Search the records for "September". Copy every line where it appears.

-- Start of Stored data --

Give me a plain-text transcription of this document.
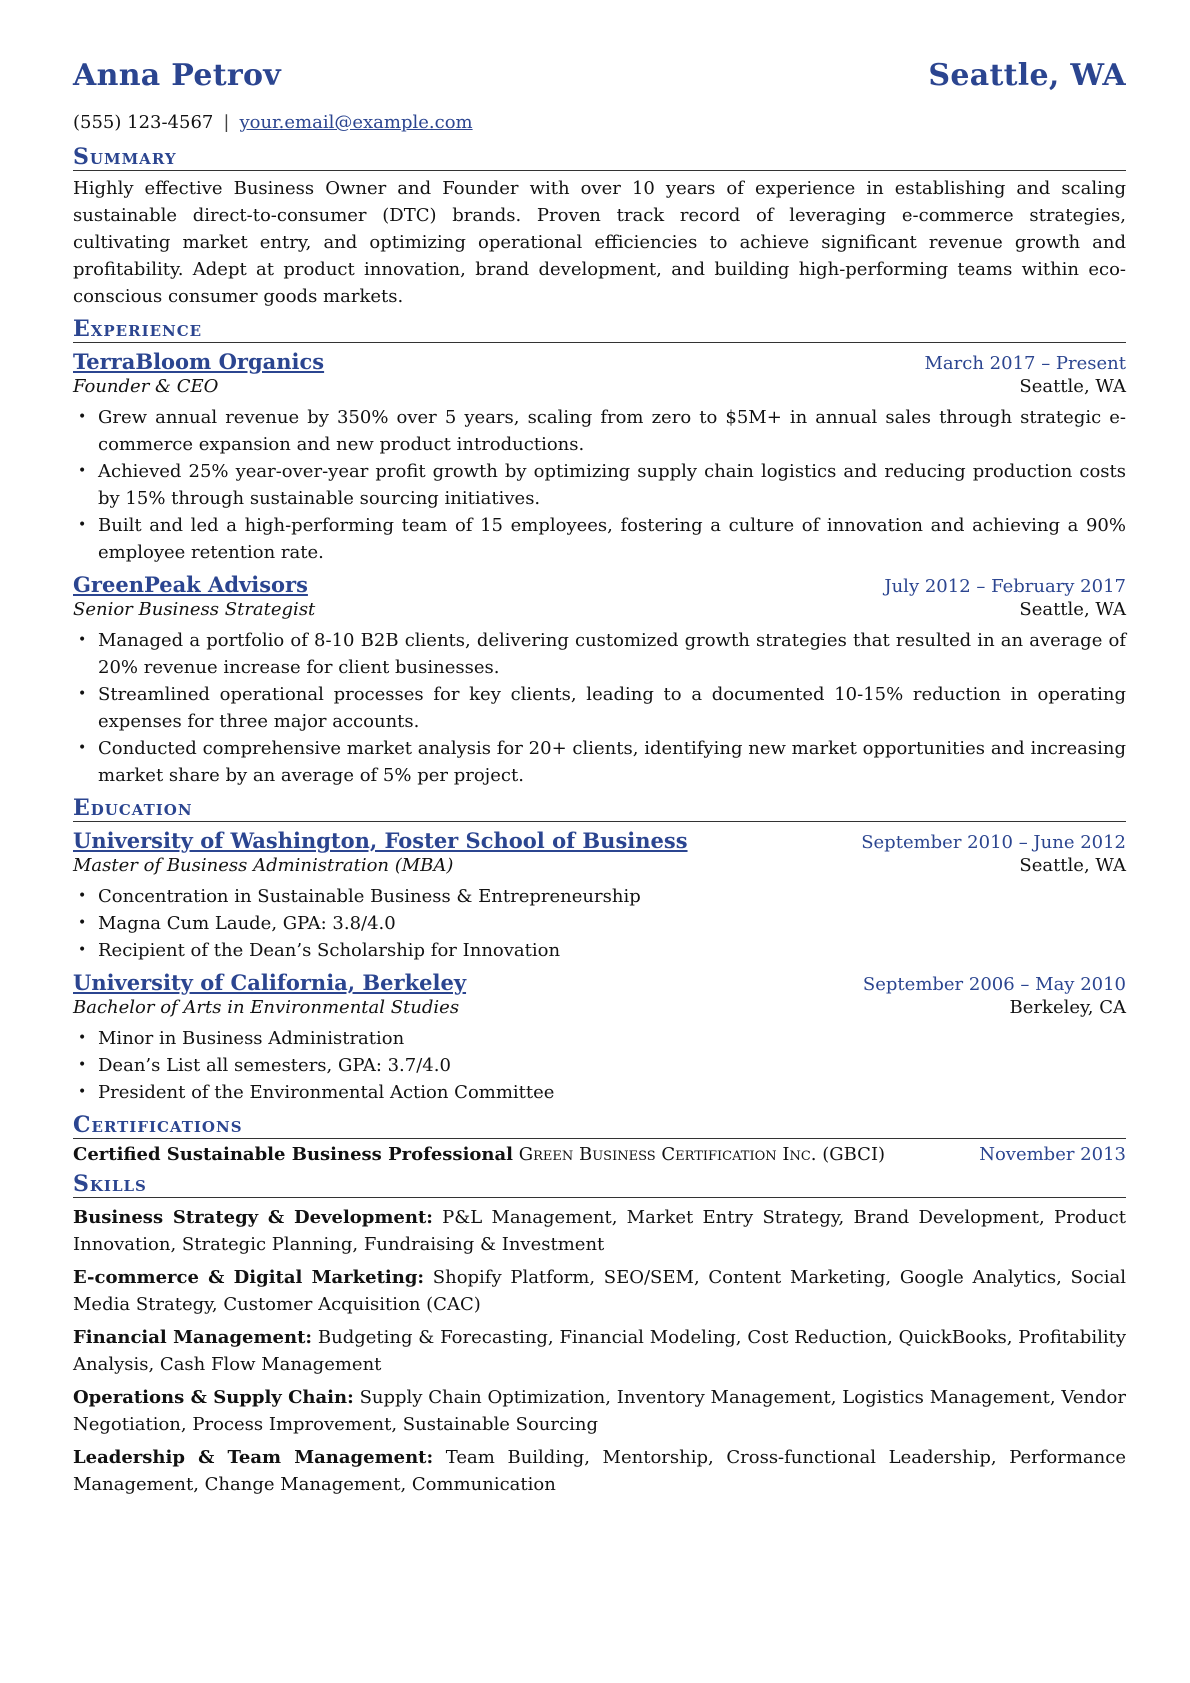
Anna Petrov	Seattle, WA
(555) 123-4567 | your.email@example.com
Summary
Highly effective Business Owner and Founder with over 10 years of experience in establishing and scaling sustainable direct-to-consumer (DTC) brands. Proven track record of leveraging e-commerce strategies, cultivating market entry, and optimizing operational efficiencies to achieve significant revenue growth and profitability. Adept at product innovation, brand development, and building high-performing teams within eco-conscious consumer goods markets.
Experience
TerraBloom Organics	March 2017 – Present
Founder & CEO	Seattle, WA
• Grew annual revenue by 350% over 5 years, scaling from zero to $5M+ in annual sales through strategic e-commerce expansion and new product introductions.
• Achieved 25% year-over-year profit growth by optimizing supply chain logistics and reducing production costs by 15% through sustainable sourcing initiatives.
• Built and led a high-performing team of 15 employees, fostering a culture of innovation and achieving a 90% employee retention rate.
GreenPeak Advisors	July 2012 – February 2017
Senior Business Strategist	Seattle, WA
• Managed a portfolio of 8-10 B2B clients, delivering customized growth strategies that resulted in an average of 20% revenue increase for client businesses.
• Streamlined operational processes for key clients, leading to a documented 10-15% reduction in operating expenses for three major accounts.
• Conducted comprehensive market analysis for 20+ clients, identifying new market opportunities and increasing market share by an average of 5% per project.
Education
University of Washington, Foster School of Business	September 2010 – June 2012
Master of Business Administration (MBA)	Seattle, WA
• Concentration in Sustainable Business & Entrepreneurship
• Magna Cum Laude, GPA: 3.8/4.0
• Recipient of the Dean’s Scholarship for Innovation
University of California, Berkeley	September 2006 – May 2010
Bachelor of Arts in Environmental Studies	Berkeley, CA
• Minor in Business Administration
• Dean’s List all semesters, GPA: 3.7/4.0
• President of the Environmental Action Committee
Certifications
Certified Sustainable Business Professional Green Business Certification Inc. (GBCI)	November 2013
Skills
Business Strategy & Development: P&L Management, Market Entry Strategy, Brand Development, Product Innovation, Strategic Planning, Fundraising & Investment
E-commerce & Digital Marketing: Shopify Platform, SEO/SEM, Content Marketing, Google Analytics, Social Media Strategy, Customer Acquisition (CAC)
Financial Management: Budgeting & Forecasting, Financial Modeling, Cost Reduction, QuickBooks, Profitability Analysis, Cash Flow Management
Operations & Supply Chain: Supply Chain Optimization, Inventory Management, Logistics Management, Vendor Negotiation, Process Improvement, Sustainable Sourcing
Leadership & Team Management: Team Building, Mentorship, Cross-functional Leadership, Performance Management, Change Management, Communication
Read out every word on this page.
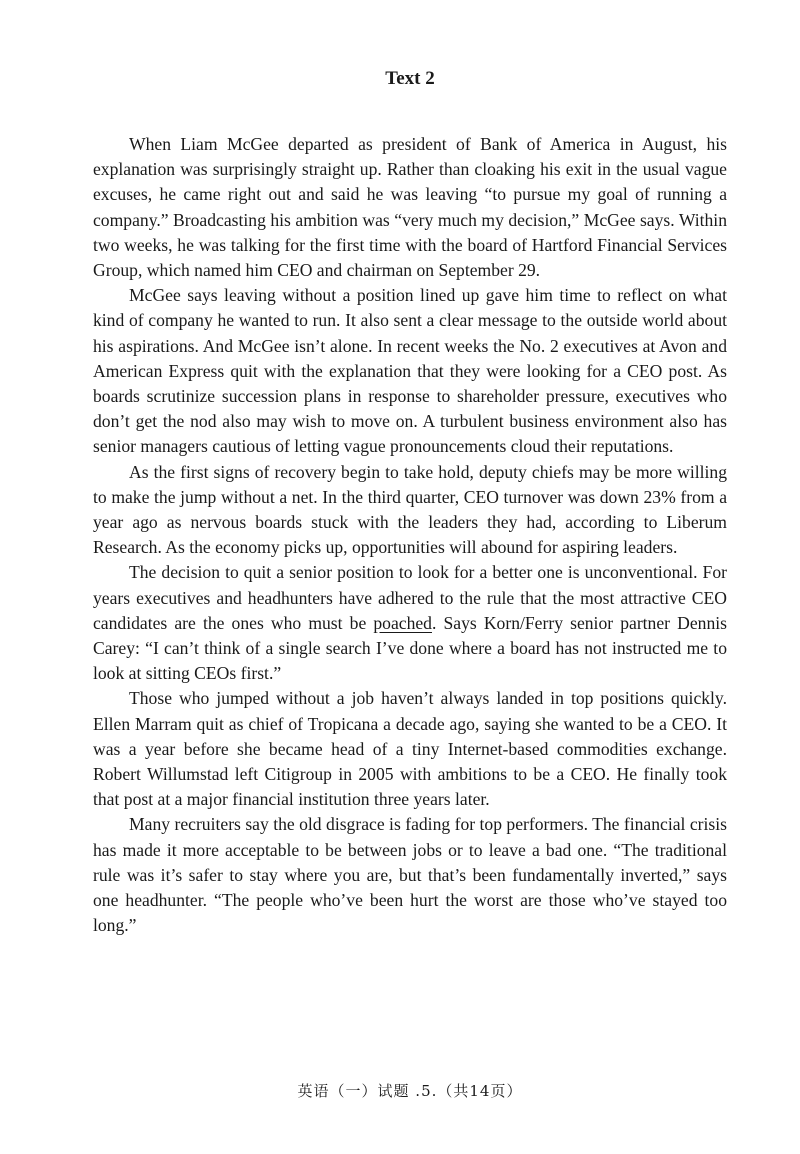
Text 2

When Liam McGee departed as president of Bank of America in August, his explanation was surprisingly straight up. Rather than cloaking his exit in the usual vague excuses, he came right out and said he was leaving “to pursue my goal of running a company.” Broadcasting his ambition was “very much my decision,” McGee says. Within two weeks, he was talking for the first time with the board of Hartford Financial Services Group, which named him CEO and chairman on September 29.

McGee says leaving without a position lined up gave him time to reflect on what kind of company he wanted to run. It also sent a clear message to the outside world about his aspirations. And McGee isn’t alone. In recent weeks the No. 2 executives at Avon and American Express quit with the explanation that they were looking for a CEO post. As boards scrutinize succession plans in response to shareholder pressure, executives who don’t get the nod also may wish to move on. A turbulent business environment also has senior managers cautious of letting vague pronouncements cloud their reputations.

As the first signs of recovery begin to take hold, deputy chiefs may be more willing to make the jump without a net. In the third quarter, CEO turnover was down 23% from a year ago as nervous boards stuck with the leaders they had, according to Liberum Research. As the economy picks up, opportunities will abound for aspiring leaders.

The decision to quit a senior position to look for a better one is unconventional. For years executives and headhunters have adhered to the rule that the most attractive CEO candidates are the ones who must be poached. Says Korn/Ferry senior partner Dennis Carey: “I can’t think of a single search I’ve done where a board has not instructed me to look at sitting CEOs first.”

Those who jumped without a job haven’t always landed in top positions quickly. Ellen Marram quit as chief of Tropicana a decade ago, saying she wanted to be a CEO. It was a year before she became head of a tiny Internet-based commodities exchange. Robert Willumstad left Citigroup in 2005 with ambitions to be a CEO. He finally took that post at a major financial institution three years later.

Many recruiters say the old disgrace is fading for top performers. The financial crisis has made it more acceptable to be between jobs or to leave a bad one. “The traditional rule was it’s safer to stay where you are, but that’s been fundamentally inverted,” says one headhunter. “The people who’ve been hurt the worst are those who’ve stayed too long.”

英语（一）试题 .5.（共14页）
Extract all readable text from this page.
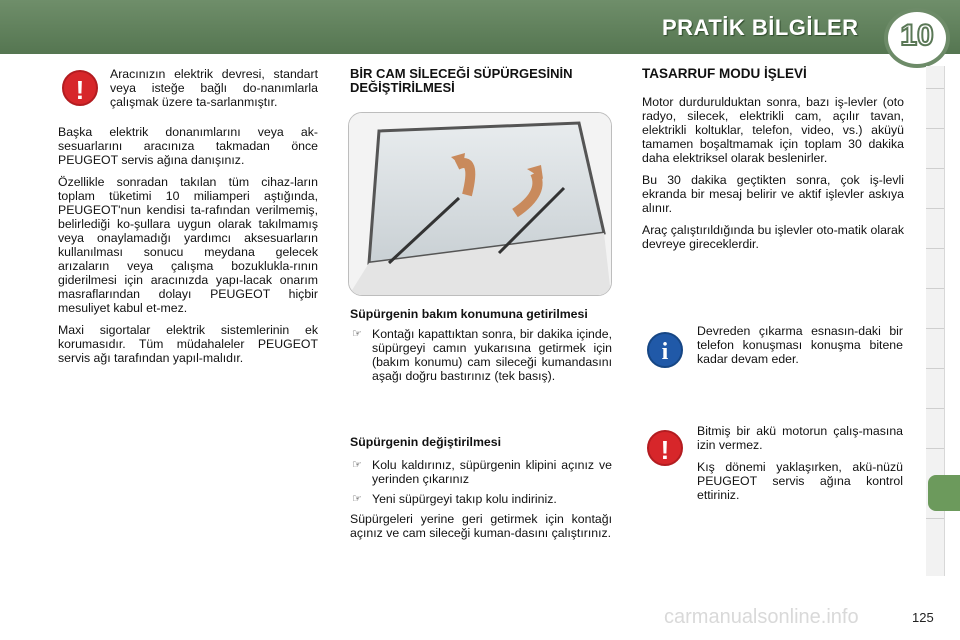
PRATİK BİLGİLER	10
!

Aracınızın elektrik devresi, standart veya isteğe bağlı do-nanımlarla çalışmak üzere ta-sarlanmıştır.

Başka elektrik donanımlarını veya ak-sesuarlarını aracınıza takmadan önce PEUGEOT servis ağına danışınız.

Özellikle sonradan takılan tüm cihaz-ların toplam tüketimi 10 miliamperi aştığında, PEUGEOT'nun kendisi ta-rafından verilmemiş, belirlediği ko-şullara uygun olarak takılmamış veya onaylamadığı yardımcı aksesuarların kullanılması sonucu meydana gelecek arızaların veya çalışma bozuklukla-rının giderilmesi için aracınızda yapı-lacak onarım masraflarından dolayı PEUGEOT hiçbir mesuliyet kabul et-mez.

Maxi sigortalar elektrik sistemlerinin ek korumasıdır. Tüm müdahaleler PEUGEOT servis ağı tarafından yapıl-malıdır.

BİR CAM SİLECEĞİ SÜPÜRGESİNİN
DEĞİŞTİRİLMESİ
Süpürgenin bakım konumuna getirilmesi
☞ Kontağı kapattıktan sonra, bir dakika içinde, süpürgeyi camın yukarısına getirmek için (bakım konumu) cam sileceği kumandasını aşağı doğru bastırınız (tek basış).
Süpürgenin değiştirilmesi
☞ Kolu kaldırınız, süpürgenin klipini açınız ve yerinden çıkarınız
☞ Yeni süpürgeyi takıp kolu indiriniz.

Süpürgeleri yerine geri getirmek için kontağı açınız ve cam sileceği kuman-dasını çalıştırınız.

TASARRUF MODU İŞLEVİ

Motor durdurulduktan sonra, bazı iş-levler (oto radyo, silecek, elektrikli cam, açılır tavan, elektrikli koltuklar, telefon, video, vs.) aküyü tamamen boşaltmamak için toplam 30 dakika daha elektriksel olarak beslenirler.

Bu 30 dakika geçtikten sonra, çok iş-levli ekranda bir mesaj belirir ve aktif işlevler askıya alınır.

Araç çalıştırıldığında bu işlevler oto-matik olarak devreye gireceklerdir.

i

Devreden çıkarma esnasın-daki bir telefon konuşması konuşma bitene kadar devam eder.

!

Bitmiş bir akü motorun çalış-masına izin vermez.

Kış dönemi yaklaşırken, akü-nüzü PEUGEOT servis ağına kontrol ettiriniz.

carmanualsonline.info	125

-- End of Stored data --

■ Response to the exercise
University of Washington, Foster School of Business	September 2010 – June 2012
University of California, Berkeley	September 2006 – May 2010
When Liam McGee departed as president of Bank of America in August, his explanation was surprisingly straight up. Rather than cloaking his exit in the usual vague excuses, he came right out and said he was leaving “to pursue my goal of running a company.” Broadcasting his ambition was “very much my decision,” McGee says. Within two weeks, he was talking for the first time with the board of Hartford Financial Services Group, which named him CEO and chairman on September 29.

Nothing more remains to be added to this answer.